WHAT THE TASK REQUIRES: Lines holding the string "oise" are the ones to copy; find them all in the data.

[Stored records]
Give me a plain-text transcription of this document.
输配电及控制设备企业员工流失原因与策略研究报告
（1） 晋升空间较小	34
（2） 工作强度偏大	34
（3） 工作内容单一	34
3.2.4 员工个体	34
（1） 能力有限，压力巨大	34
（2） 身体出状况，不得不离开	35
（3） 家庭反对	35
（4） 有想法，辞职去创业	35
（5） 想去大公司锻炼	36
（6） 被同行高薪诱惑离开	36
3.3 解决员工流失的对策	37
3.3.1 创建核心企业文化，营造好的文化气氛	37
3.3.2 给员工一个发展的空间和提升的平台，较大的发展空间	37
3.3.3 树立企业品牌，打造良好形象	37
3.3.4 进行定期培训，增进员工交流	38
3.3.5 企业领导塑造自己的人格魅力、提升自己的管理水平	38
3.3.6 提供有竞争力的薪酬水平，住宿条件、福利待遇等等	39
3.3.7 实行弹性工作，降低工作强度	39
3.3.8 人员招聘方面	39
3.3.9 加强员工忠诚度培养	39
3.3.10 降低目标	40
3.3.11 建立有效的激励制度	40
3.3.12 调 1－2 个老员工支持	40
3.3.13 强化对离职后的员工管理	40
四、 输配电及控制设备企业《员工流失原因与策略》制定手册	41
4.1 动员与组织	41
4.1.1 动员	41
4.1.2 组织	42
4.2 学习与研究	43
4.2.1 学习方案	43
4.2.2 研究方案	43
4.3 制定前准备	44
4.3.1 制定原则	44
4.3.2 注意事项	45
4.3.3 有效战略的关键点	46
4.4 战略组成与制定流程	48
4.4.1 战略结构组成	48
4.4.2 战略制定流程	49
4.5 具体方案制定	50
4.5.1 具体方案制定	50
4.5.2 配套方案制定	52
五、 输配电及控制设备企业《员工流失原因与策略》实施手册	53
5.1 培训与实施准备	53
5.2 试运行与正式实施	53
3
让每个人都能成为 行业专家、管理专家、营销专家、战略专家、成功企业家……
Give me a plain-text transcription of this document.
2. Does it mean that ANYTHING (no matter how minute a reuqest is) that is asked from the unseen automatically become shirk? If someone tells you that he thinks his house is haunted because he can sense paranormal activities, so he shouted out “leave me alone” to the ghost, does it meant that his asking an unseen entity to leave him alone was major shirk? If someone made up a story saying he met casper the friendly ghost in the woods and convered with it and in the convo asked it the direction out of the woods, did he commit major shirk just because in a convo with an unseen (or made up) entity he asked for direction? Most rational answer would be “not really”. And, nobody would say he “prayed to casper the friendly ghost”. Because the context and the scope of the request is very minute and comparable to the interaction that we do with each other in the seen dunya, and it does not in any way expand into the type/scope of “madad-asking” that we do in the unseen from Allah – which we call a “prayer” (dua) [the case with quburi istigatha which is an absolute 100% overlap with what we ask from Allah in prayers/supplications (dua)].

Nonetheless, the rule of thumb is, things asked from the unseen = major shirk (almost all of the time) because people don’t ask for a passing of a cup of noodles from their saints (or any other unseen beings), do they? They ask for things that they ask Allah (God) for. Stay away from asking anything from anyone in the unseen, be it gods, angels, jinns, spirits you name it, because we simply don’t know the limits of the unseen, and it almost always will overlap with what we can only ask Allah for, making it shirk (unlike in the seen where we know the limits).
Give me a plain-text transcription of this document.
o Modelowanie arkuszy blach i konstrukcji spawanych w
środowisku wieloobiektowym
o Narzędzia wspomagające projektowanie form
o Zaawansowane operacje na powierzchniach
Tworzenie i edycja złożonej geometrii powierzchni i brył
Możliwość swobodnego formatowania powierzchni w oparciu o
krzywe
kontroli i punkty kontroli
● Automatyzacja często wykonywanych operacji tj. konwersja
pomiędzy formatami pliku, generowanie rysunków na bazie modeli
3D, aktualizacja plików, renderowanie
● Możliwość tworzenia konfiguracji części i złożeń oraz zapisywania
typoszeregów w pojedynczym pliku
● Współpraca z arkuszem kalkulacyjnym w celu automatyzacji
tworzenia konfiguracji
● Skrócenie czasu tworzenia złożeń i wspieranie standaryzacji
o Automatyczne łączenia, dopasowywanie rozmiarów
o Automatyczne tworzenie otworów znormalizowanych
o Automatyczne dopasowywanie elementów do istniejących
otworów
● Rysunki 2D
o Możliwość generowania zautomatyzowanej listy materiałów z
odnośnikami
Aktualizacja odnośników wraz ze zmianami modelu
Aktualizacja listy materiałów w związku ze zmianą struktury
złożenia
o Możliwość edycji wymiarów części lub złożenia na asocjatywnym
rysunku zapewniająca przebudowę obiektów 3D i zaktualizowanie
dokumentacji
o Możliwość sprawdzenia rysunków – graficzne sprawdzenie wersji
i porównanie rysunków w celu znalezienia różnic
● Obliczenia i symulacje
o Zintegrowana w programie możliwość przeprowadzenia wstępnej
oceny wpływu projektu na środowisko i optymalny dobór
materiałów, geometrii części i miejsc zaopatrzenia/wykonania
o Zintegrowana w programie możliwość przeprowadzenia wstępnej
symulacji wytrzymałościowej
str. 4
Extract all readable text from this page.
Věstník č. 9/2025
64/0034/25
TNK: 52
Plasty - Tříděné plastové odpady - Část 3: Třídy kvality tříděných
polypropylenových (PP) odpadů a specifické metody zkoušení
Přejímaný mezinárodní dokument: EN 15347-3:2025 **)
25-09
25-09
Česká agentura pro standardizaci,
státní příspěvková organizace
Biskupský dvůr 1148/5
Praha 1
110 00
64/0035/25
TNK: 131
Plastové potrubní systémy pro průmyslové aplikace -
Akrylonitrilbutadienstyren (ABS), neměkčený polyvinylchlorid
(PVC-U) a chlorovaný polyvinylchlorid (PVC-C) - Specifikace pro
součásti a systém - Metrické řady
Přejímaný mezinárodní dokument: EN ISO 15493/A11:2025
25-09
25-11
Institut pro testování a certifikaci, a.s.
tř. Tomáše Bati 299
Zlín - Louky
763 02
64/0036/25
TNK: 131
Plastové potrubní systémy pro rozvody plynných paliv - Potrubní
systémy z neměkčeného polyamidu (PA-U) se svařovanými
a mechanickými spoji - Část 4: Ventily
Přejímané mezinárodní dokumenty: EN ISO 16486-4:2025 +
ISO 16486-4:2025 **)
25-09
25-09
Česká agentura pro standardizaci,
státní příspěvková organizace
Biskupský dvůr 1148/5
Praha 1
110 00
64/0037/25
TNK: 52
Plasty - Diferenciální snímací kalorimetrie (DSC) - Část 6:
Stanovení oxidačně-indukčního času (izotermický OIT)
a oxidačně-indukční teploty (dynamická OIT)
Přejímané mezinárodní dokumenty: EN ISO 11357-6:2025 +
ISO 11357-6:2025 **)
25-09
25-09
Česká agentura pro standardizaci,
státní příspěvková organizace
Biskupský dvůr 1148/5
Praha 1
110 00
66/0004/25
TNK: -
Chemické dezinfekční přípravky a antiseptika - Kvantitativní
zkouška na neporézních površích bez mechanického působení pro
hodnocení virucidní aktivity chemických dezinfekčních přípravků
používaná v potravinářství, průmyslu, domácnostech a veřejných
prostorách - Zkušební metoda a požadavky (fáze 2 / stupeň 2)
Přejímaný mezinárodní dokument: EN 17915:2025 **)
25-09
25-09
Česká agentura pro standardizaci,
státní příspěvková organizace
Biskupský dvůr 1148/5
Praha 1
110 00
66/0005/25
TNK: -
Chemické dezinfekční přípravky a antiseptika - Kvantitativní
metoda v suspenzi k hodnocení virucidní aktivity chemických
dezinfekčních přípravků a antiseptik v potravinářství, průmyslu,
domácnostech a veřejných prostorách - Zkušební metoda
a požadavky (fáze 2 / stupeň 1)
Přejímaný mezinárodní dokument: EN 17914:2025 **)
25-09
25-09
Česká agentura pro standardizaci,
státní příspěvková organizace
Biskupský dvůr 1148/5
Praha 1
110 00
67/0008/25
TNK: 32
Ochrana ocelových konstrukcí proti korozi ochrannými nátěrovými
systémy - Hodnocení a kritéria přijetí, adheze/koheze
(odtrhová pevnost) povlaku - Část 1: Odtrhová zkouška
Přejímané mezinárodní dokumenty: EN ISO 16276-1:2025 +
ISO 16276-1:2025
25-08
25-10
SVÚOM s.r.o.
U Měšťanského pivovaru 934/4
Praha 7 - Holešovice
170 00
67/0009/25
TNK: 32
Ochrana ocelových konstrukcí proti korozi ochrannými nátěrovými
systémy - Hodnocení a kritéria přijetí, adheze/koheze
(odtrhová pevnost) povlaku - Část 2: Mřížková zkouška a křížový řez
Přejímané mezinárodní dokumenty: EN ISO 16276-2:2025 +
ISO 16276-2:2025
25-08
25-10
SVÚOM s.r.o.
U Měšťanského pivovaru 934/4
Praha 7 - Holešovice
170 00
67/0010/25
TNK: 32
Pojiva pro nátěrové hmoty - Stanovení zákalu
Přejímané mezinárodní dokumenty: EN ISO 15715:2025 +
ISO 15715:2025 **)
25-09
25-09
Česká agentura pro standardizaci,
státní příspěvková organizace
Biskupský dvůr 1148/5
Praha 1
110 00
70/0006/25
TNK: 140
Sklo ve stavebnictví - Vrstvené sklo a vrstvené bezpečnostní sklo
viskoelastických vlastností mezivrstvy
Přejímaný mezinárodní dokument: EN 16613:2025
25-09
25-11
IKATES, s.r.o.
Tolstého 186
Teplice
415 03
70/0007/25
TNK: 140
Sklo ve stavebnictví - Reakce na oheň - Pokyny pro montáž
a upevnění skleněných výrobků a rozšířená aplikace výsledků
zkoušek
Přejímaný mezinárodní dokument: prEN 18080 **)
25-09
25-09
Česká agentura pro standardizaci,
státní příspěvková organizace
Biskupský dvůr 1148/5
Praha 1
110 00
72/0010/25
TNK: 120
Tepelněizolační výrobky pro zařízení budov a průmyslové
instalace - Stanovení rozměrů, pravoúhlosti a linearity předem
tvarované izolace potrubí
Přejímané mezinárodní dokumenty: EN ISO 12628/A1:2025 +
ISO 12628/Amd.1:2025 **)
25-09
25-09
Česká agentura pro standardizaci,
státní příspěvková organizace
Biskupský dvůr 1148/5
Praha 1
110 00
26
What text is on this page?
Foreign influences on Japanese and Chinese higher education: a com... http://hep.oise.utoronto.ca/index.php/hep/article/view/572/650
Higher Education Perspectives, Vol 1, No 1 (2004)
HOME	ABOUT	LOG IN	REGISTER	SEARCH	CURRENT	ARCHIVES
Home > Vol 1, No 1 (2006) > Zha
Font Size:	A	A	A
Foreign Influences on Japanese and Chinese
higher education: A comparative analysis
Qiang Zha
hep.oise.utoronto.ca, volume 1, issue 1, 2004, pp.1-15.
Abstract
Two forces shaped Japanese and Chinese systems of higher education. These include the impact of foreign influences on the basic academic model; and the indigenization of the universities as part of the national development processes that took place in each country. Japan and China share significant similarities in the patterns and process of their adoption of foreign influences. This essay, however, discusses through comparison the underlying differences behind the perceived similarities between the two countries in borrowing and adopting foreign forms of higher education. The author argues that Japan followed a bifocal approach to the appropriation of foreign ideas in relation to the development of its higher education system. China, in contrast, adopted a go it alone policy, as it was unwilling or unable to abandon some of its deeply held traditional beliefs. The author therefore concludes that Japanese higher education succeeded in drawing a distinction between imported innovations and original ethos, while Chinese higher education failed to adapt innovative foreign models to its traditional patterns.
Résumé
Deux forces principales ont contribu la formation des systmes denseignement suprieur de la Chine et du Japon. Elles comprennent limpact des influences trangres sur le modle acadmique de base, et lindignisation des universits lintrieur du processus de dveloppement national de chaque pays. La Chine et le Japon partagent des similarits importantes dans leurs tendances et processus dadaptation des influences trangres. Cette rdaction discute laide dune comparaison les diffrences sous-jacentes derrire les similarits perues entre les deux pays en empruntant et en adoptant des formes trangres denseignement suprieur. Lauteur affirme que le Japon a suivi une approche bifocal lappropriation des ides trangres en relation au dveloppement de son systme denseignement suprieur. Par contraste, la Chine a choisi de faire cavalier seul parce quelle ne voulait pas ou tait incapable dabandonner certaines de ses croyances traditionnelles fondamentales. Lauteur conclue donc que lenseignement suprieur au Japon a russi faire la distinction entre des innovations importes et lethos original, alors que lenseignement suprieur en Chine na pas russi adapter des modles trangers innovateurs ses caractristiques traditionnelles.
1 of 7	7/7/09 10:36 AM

ANSWER:
Foreign influences on Japanese and Chinese higher education: a com... http://hep.oise.utoronto.ca/index.php/hep/article/view/572/650
hep.oise.utoronto.ca, volume 1, issue 1, 2004, pp.1-15.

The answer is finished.